» What is expected: Identify and pull out each line of the entries in which "Vordergrund" occurs.

» Provided records:
__________________________________________________

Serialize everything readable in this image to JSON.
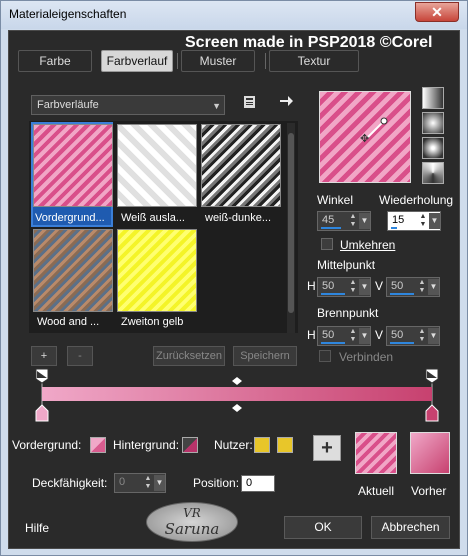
{
  "window": {
    "title": "Materialeigenschaften",
    "close_label": "✕"
  },
  "watermark": "Screen made in PSP2018 ©Corel",
  "tabs": [
    {
      "label": "Farbe",
      "active": false
    },
    {
      "label": "Farbverlauf",
      "active": true
    },
    {
      "label": "Muster",
      "active": false
    },
    {
      "label": "Textur",
      "active": false
    }
  ],
  "category": {
    "selected": "Farbverläufe"
  },
  "gradients": [
    {
      "label": "Vordergrund...",
      "selected": true
    },
    {
      "label": "Weiß ausla...",
      "selected": false
    },
    {
      "label": "weiß-dunke...",
      "selected": false
    },
    {
      "label": "Wood and ...",
      "selected": false
    },
    {
      "label": "Zweiton gelb",
      "selected": false
    }
  ],
  "library_buttons": {
    "add": "+",
    "remove": "-",
    "reset": "Zurücksetzen",
    "save": "Speichern"
  },
  "angle": {
    "label": "Winkel",
    "value": "45"
  },
  "repeat": {
    "label": "Wiederholung",
    "value": "15"
  },
  "invert": {
    "label": "Umkehren",
    "checked": false
  },
  "center": {
    "label": "Mittelpunkt",
    "h_label": "H",
    "h_value": "50",
    "v_label": "V",
    "v_value": "50"
  },
  "focal": {
    "label": "Brennpunkt",
    "h_label": "H",
    "h_value": "50",
    "v_label": "V",
    "v_value": "50"
  },
  "link": {
    "label": "Verbinden",
    "checked": false
  },
  "colors": {
    "foreground": "#d95c8f",
    "background": "#b8336a",
    "user": "#e8c62a",
    "accent": "#2e86de",
    "gradient_start": "#f0a8c8",
    "gradient_end": "#c7416f"
  },
  "stops": {
    "foreground_label": "Vordergrund:",
    "background_label": "Hintergrund:",
    "user_label": "Nutzer:",
    "opacity_label": "Deckfähigkeit:",
    "opacity_value": "0",
    "position_label": "Position:",
    "position_value": "0"
  },
  "add_stop": "+",
  "current_label": "Aktuell",
  "previous_label": "Vorher",
  "footer": {
    "help": "Hilfe",
    "ok": "OK",
    "cancel": "Abbrechen",
    "logo_line1": "VR",
    "logo_line2": "Saruna"
  }
}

__________________________________________________

» Final result:
      "label": "Vordergrund...",
    "foreground_label": "Vordergrund:",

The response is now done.